** begin Raw records **
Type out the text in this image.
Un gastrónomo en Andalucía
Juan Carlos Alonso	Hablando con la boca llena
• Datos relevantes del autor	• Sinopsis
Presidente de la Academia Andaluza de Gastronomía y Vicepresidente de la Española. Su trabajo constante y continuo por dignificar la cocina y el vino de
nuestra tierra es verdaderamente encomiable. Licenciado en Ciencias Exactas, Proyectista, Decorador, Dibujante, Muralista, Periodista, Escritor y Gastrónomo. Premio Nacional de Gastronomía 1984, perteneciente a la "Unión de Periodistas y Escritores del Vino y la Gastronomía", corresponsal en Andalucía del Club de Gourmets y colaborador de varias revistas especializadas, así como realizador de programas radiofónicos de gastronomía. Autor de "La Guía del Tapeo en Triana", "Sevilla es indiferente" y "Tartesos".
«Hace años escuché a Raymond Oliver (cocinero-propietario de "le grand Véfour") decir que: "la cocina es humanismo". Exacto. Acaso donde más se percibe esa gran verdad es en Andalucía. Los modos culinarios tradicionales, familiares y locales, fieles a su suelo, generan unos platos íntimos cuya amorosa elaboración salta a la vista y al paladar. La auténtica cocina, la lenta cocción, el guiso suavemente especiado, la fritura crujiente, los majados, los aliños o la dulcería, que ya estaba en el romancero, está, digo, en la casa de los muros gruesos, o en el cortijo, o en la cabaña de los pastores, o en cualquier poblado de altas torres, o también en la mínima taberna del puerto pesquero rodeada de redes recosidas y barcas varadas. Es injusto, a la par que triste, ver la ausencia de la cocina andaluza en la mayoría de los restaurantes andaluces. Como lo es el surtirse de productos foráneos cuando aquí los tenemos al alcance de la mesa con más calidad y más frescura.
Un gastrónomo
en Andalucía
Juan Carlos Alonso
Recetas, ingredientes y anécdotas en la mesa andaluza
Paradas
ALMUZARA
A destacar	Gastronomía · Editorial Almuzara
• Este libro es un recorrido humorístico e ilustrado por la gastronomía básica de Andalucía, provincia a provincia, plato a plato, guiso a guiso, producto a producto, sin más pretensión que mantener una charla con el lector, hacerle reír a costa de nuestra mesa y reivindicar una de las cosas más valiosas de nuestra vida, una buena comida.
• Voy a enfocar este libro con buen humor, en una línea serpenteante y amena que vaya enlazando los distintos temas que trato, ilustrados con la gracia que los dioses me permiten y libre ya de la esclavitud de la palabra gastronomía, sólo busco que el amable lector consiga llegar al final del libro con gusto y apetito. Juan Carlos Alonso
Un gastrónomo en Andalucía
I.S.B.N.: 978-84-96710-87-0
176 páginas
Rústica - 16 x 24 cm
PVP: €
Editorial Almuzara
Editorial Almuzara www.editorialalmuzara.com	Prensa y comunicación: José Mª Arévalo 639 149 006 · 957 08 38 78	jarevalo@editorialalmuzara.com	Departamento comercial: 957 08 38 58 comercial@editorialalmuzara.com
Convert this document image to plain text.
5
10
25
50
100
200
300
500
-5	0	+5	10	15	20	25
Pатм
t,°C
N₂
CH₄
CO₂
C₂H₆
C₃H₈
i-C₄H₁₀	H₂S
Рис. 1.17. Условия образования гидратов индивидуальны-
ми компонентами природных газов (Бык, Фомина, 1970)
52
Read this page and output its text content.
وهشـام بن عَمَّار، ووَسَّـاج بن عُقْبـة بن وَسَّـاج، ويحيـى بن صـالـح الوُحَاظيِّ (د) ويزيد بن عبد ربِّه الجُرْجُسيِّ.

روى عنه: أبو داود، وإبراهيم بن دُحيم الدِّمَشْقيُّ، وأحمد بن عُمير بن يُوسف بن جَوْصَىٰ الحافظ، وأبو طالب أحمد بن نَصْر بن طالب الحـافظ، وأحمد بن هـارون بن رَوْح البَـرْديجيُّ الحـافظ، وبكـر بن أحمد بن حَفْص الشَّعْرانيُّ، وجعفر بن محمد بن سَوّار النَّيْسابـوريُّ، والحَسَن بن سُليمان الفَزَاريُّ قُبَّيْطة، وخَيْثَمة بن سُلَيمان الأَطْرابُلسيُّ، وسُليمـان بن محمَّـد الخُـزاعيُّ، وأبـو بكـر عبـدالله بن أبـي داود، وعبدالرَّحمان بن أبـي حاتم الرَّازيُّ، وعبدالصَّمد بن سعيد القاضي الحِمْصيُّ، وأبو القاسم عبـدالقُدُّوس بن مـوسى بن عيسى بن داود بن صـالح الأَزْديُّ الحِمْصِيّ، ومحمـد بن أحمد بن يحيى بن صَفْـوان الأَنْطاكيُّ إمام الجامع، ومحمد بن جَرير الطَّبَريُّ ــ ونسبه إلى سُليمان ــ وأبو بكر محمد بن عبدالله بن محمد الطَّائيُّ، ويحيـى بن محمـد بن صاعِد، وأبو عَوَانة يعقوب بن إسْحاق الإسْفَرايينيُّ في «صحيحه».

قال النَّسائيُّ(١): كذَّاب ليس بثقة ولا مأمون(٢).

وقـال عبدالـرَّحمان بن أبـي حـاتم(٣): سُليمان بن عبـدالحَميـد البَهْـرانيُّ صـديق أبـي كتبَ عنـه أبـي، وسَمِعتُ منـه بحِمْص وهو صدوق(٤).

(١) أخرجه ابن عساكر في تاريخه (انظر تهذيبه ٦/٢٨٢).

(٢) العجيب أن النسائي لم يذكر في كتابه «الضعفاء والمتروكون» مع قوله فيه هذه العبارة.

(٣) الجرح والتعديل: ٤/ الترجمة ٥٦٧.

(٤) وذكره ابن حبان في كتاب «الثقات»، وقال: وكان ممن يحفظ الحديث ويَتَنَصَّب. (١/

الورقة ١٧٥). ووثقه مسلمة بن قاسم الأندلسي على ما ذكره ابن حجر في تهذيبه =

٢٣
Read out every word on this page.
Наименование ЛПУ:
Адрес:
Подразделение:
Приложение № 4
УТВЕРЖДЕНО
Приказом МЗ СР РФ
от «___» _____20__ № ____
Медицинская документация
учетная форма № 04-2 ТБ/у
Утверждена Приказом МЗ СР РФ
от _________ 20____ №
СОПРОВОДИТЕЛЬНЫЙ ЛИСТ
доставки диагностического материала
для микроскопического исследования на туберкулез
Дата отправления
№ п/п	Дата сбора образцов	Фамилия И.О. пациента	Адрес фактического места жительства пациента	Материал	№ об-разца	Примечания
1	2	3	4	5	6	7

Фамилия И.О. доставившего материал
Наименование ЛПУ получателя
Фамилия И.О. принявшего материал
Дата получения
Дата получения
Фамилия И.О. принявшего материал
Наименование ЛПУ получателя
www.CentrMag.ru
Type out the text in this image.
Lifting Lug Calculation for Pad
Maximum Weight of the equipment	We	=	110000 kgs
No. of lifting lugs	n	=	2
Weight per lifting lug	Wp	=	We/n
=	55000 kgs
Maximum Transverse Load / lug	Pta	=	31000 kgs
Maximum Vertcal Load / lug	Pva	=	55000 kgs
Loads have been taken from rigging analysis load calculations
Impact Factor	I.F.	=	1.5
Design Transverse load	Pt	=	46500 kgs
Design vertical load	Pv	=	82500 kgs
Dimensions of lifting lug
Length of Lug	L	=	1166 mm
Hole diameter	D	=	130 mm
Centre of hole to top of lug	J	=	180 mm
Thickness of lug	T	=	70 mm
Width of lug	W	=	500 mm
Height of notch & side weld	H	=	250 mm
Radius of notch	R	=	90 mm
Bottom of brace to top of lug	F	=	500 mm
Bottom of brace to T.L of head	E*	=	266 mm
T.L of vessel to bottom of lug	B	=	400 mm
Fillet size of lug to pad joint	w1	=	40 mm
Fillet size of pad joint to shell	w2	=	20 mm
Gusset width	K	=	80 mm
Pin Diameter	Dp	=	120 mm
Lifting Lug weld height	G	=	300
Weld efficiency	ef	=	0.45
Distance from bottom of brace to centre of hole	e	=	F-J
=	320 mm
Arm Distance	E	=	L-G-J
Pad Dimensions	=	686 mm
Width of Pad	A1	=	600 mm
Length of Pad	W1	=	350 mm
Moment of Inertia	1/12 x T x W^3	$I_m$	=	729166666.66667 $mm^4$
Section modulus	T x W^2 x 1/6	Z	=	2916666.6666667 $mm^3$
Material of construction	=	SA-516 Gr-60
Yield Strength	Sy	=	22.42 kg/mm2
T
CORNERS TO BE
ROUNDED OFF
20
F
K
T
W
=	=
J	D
** end Raw records **
Out of the records, collect only those lines that contain the string "Carlos".

Juan Carlos Alonso	Hablando con la boca llena
Juan Carlos Alonso
• Voy a enfocar este libro con buen humor, en una línea serpenteante y amena que vaya enlazando los distintos temas que trato, ilustrados con la gracia que los dioses me permiten y libre ya de la esclavitud de la palabra gastronomía, sólo busco que el amable lector consiga llegar al final del libro con gusto y apetito. Juan Carlos Alonso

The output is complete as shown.